DIRECTIONS
Gather every line that includes the word "Размеры", please.

┌─ SUPPLIED RECORDS

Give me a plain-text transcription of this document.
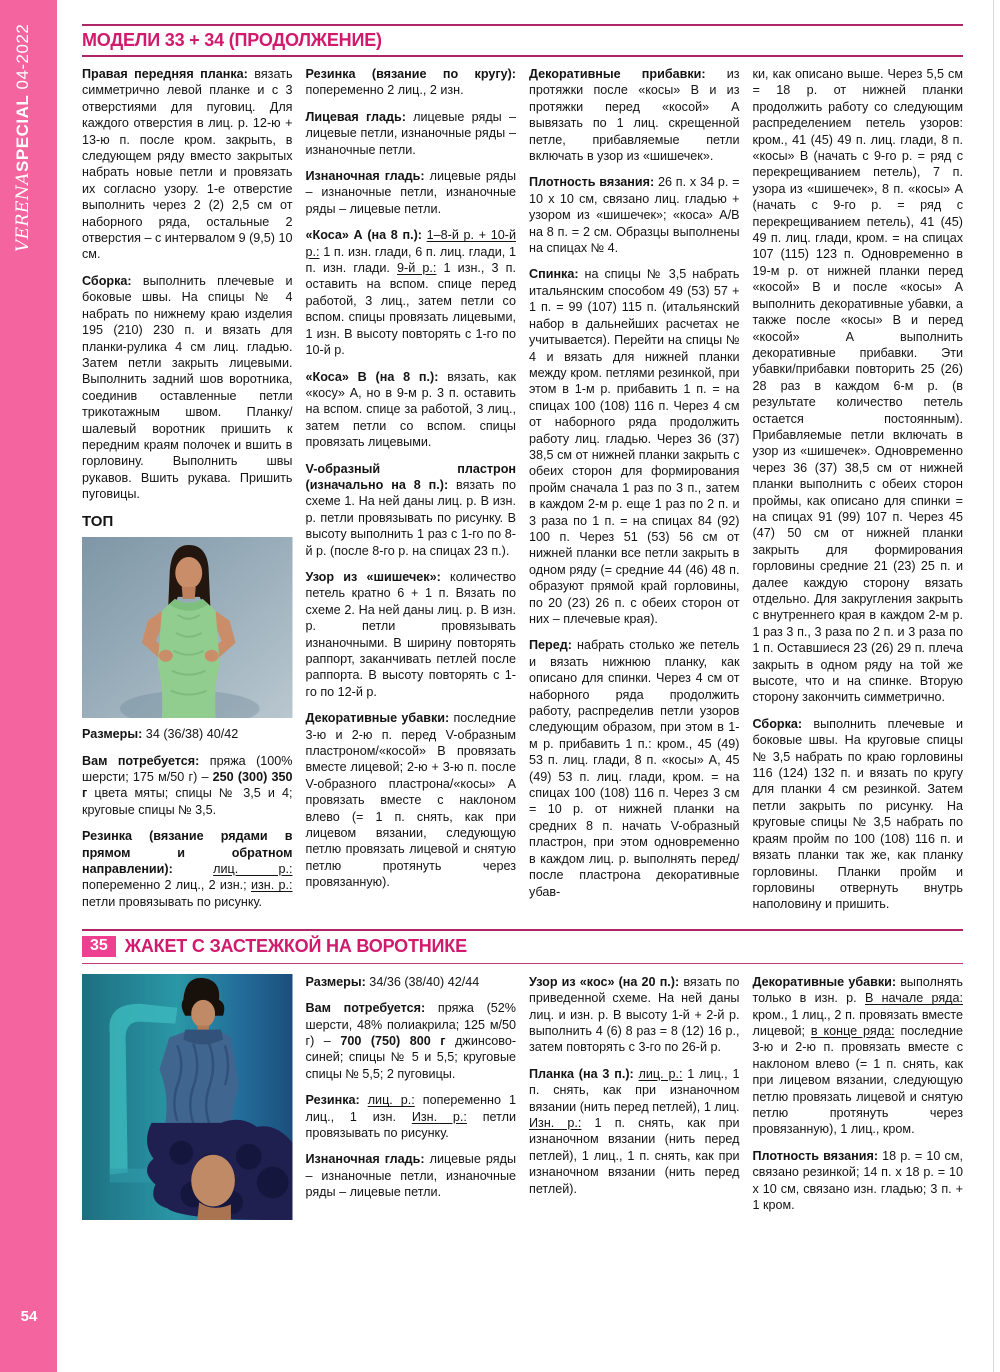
VERENASPECIAL 04-2022
54
МОДЕЛИ 33 + 34 (ПРОДОЛЖЕНИЕ)

Правая передняя планка: вязать симметрично левой планке и с 3 отверстиями для пуговиц. Для каждого отверстия в лиц. р. 12-ю + 13-ю п. после кром. закрыть, в следующем ряду вместо закрытых набрать новые петли и провязать их согласно узору. 1-е отверстие выполнить через 2 (2) 2,5 см от наборного ряда, остальные 2 отверстия – с интервалом 9 (9,5) 10 см.

Сборка: выполнить плечевые и боковые швы. На спицы № 4 набрать по нижнему краю изделия 195 (210) 230 п. и вязать для планки-рулика 4 см лиц. гладью. Затем петли закрыть лицевыми. Выполнить задний шов воротника, соединив оставленные петли трикотажным швом. Планку/шалевый воротник пришить к передним краям полочек и вшить в горловину. Выполнить швы рукавов. Вшить рукава. Пришить пуговицы.

ТОП

Размеры: 34 (36/38) 40/42

Вам потребуется: пряжа (100% шерсти; 175 м/50 г) – 250 (300) 350 г цвета мяты; спицы № 3,5 и 4; круговые спицы № 3,5.

Резинка (вязание рядами в прямом и обратном направлении):	лиц. р.: попеременно 2 лиц., 2 изн.; изн. р.: петли провязывать по рисунку.

Резинка (вязание по кругу): попеременно 2 лиц., 2 изн.

Лицевая гладь: лицевые ряды – лицевые петли, изнаночные ряды – изнаночные петли.

Изнаночная гладь: лицевые ряды – изнаночные петли, изнаночные ряды – лицевые петли.

«Коса» А (на 8 п.): 1–8-й р. + 10-й р.: 1 п. изн. глади, 6 п. лиц. глади, 1 п. изн. глади. 9-й р.: 1 изн., 3 п. оставить на вспом. спице перед работой, 3 лиц., затем петли со вспом. спицы провязать лицевыми, 1 изн. В высоту повторять с 1-го по 10-й р.

«Коса» В (на 8 п.): вязать, как «косу» А, но в 9-м р. 3 п. оставить на вспом. спице за работой, 3 лиц., затем петли со вспом. спицы провязать лицевыми.

V-образный пластрон (изначально на 8 п.): вязать по схеме 1. На ней даны лиц. р. В изн. р. петли провязывать по рисунку. В высоту выполнить 1 раз с 1-го по 8-й р. (после 8-го р. на спицах 23 п.).

Узор из «шишечек»: количество петель кратно 6 + 1 п. Вязать по схеме 2. На ней даны лиц. р. В изн. р. петли провязывать изнаночными. В ширину повторять раппорт, заканчивать петлей после раппорта. В высоту повторять с 1-го по 12-й р.

Декоративные убавки: последние 3-ю и 2-ю п. перед V-образным пластроном/«косой» В провязать вместе лицевой; 2-ю + 3-ю п. после V-образного пластрона/«косы» А провязать вместе с наклоном влево (= 1 п. снять, как при лицевом вязании, следующую петлю провязать лицевой и снятую петлю протянуть через провязанную).

Декоративные прибавки: из протяжки после «косы» В и из протяжки перед «косой» А вывязать по 1 лиц. скрещенной петле, прибавляемые петли включать в узор из «шишечек».

Плотность вязания: 26 п. х 34 р. = 10 х 10 см, связано лиц. гладью + узором из «шишечек»; «коса» А/В на 8 п. = 2 см. Образцы выполнены на спицах № 4.

Спинка: на спицы № 3,5 набрать итальянским способом 49 (53) 57 + 1 п. = 99 (107) 115 п. (итальянский набор в дальнейших расчетах не учитывается). Перейти на спицы № 4 и вязать для нижней планки между кром. петлями резинкой, при этом в 1-м р. прибавить 1 п. = на спицах 100 (108) 116 п. Через 4 см от наборного ряда продолжить работу лиц. гладью. Через 36 (37) 38,5 см от нижней планки закрыть с обеих сторон для формирования пройм сначала 1 раз по 3 п., затем в каждом 2-м р. еще 1 раз по 2 п. и 3 раза по 1 п. = на спицах 84 (92) 100 п. Через 51 (53) 56 см от нижней планки все петли закрыть в одном ряду (= средние 44 (46) 48 п. образуют прямой край горловины, по 20 (23) 26 п. с обеих сторон от них – плечевые края).

Перед: набрать столько же петель и вязать нижнюю планку, как описано для спинки. Через 4 см от наборного ряда продолжить работу, распределив петли узоров следующим образом, при этом в 1-м р. прибавить 1 п.: кром., 45 (49) 53 п. лиц. глади, 8 п. «косы» А, 45 (49) 53 п. лиц. глади, кром. = на спицах 100 (108) 116 п. Через 3 см = 10 р. от нижней планки на средних 8 п. начать V-образный пластрон, при этом одновременно в каждом лиц. р. выполнять перед/после пластрона декоративные убав-

ки, как описано выше. Через 5,5 см = 18 р. от нижней планки продолжить работу со следующим распределением петель узоров: кром., 41 (45) 49 п. лиц. глади, 8 п. «косы» В (начать с 9-го р. = ряд с перекрещиванием петель), 7 п. узора из «шишечек», 8 п. «косы» А (начать с 9-го р. = ряд с перекрещиванием петель), 41 (45) 49 п. лиц. глади, кром. = на спицах 107 (115) 123 п. Одновременно в 19-м р. от нижней планки перед «косой» В и после «косы» А выполнить декоративные убавки, а также после «косы» В и перед «косой» А выполнить декоративные прибавки. Эти убавки/прибавки повторить 25 (26) 28 раз в каждом 6-м р. (в результате количество петель остается постоянным). Прибавляемые петли включать в узор из «шишечек». Одновременно через 36 (37) 38,5 см от нижней планки выполнить с обеих сторон проймы, как описано для спинки = на спицах 91 (99) 107 п. Через 45 (47) 50 см от нижней планки закрыть для формирования горловины средние 21 (23) 25 п. и далее каждую сторону вязать отдельно. Для закругления закрыть с внутреннего края в каждом 2-м р. 1 раз 3 п., 3 раза по 2 п. и 3 раза по 1 п. Оставшиеся 23 (26) 29 п. плеча закрыть в одном ряду на той же высоте, что и на спинке. Вторую сторону закончить симметрично.

Сборка: выполнить плечевые и боковые швы. На круговые спицы № 3,5 набрать по краю горловины 116 (124) 132 п. и вязать по кругу для планки 4 см резинкой. Затем петли закрыть по рисунку. На круговые спицы № 3,5 набрать по краям пройм по 100 (108) 116 п. и вязать планки так же, как планку горловины. Планки пройм и горловины отвернуть внутрь наполовину и пришить.

35 ЖАКЕТ С ЗАСТЕЖКОЙ НА ВОРОТНИКЕ

Размеры: 34/36 (38/40) 42/44

Вам потребуется: пряжа (52% шерсти, 48% полиакрила; 125 м/50 г) – 700 (750) 800 г джинсово-синей; спицы № 5 и 5,5; круговые спицы № 5,5; 2 пуговицы.

Резинка: лиц. р.: попеременно 1 лиц., 1 изн. Изн. р.: петли провязывать по рисунку.

Изнаночная гладь: лицевые ряды – изнаночные петли, изнаночные ряды – лицевые петли.

Узор из «кос» (на 20 п.): вязать по приведенной схеме. На ней даны лиц. и изн. р. В высоту 1-й + 2-й р. выполнить 4 (6) 8 раз = 8 (12) 16 р., затем повторять с 3-го по 26-й р.

Планка (на 3 п.): лиц. р.: 1 лиц., 1 п. снять, как при изнаночном вязании (нить перед петлей), 1 лиц. Изн. р.: 1 п. снять, как при изнаночном вязании (нить перед петлей), 1 лиц., 1 п. снять, как при изнаночном вязании (нить перед петлей).

Декоративные убавки: выполнять только в изн. р. В начале ряда: кром., 1 лиц., 2 п. провязать вместе лицевой; в конце ряда: последние 3-ю и 2-ю п. провязать вместе с наклоном влево (= 1 п. снять, как при лицевом вязании, следующую петлю провязать лицевой и снятую петлю протянуть через провязанную), 1 лиц., кром.

Плотность вязания: 18 р. = 10 см, связано резинкой; 14 п. х 18 р. = 10 х 10 см, связано изн. гладью; 3 п. + 1 кром.
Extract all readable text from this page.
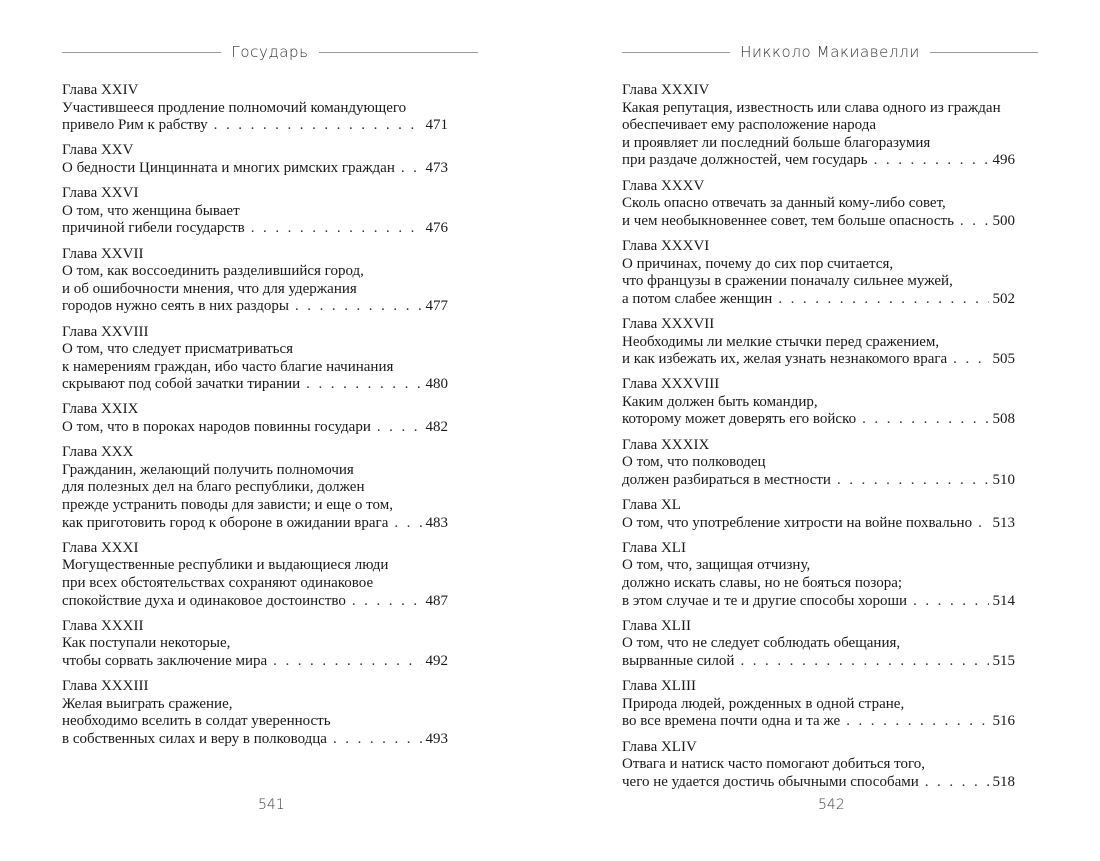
Государь
Глава XXIV
Участившееся продление полномочий командующего
привело Рим к рабству . . .	471
Глава XXV
О бедности Цинцинната и многих римских граждан . . . 473
Глава XXVI
О том, что женщина бывает
причиной гибели государств . . .	476
Глава XXVII
О том, как воссоединить разделившийся город,
и об ошибочности мнения, что для удержания
городов нужно сеять в них раздоры . . .	477
Глава XXVIII
О том, что следует присматриваться
к намерениям граждан, ибо часто благие начинания
скрывают под собой зачатки тирании . . .	480
Глава XXIX
О том, что в пороках народов повинны государи . . .	482
Глава XXX
Гражданин, желающий получить полномочия
для полезных дел на благо республики, должен
прежде устранить поводы для зависти; и еще о том,
как приготовить город к обороне в ожидании врага . . . 483
Глава XXXI
Могущественные республики и выдающиеся люди
при всех обстоятельствах сохраняют одинаковое
спокойствие духа и одинаковое достоинство . . .	487
Глава XXXII
Как поступали некоторые,
чтобы сорвать заключение мира . . .	492
Глава XXXIII
Желая выиграть сражение,
необходимо вселить в солдат уверенность
в собственных силах и веру в полководца . . .	493
541
Никколо Макиавелли
Глава XXXIV
Какая репутация, известность или слава одного из граждан
обеспечивает ему расположение народа
и проявляет ли последний больше благоразумия
при раздаче должностей, чем государь . . .	496
Глава XXXV
Сколь опасно отвечать за данный кому-либо совет,
и чем необыкновеннее совет, тем больше опасность . . .	500
Глава XXXVI
О причинах, почему до сих пор считается,
что французы в сражении поначалу сильнее мужей,
а потом слабее женщин . . .	502
Глава XXXVII
Необходимы ли мелкие стычки перед сражением,
и как избежать их, желая узнать незнакомого врага . . .	505
Глава XXXVIII
Каким должен быть командир,
которому может доверять его войско . . .	508
Глава XXXIX
О том, что полководец
должен разбираться в местности . . .	510
Глава XL
О том, что употребление хитрости на войне похвально . . . 513
Глава XLI
О том, что, защищая отчизну,
должно искать славы, но не бояться позора;
в этом случае и те и другие способы хороши . . .	514
Глава XLII
О том, что не следует соблюдать обещания,
вырванные силой . . .	515
Глава XLIII
Природа людей, рожденных в одной стране,
во все времена почти одна и та же . . .	516
Глава XLIV
Отвага и натиск часто помогают добиться того,
чего не удается достичь обычными способами . . .	518
542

└─

ANSWER TO THE EXERCISE
Размеры: 34 (36/38) 40/42
Размеры: 34/36 (38/40) 42/44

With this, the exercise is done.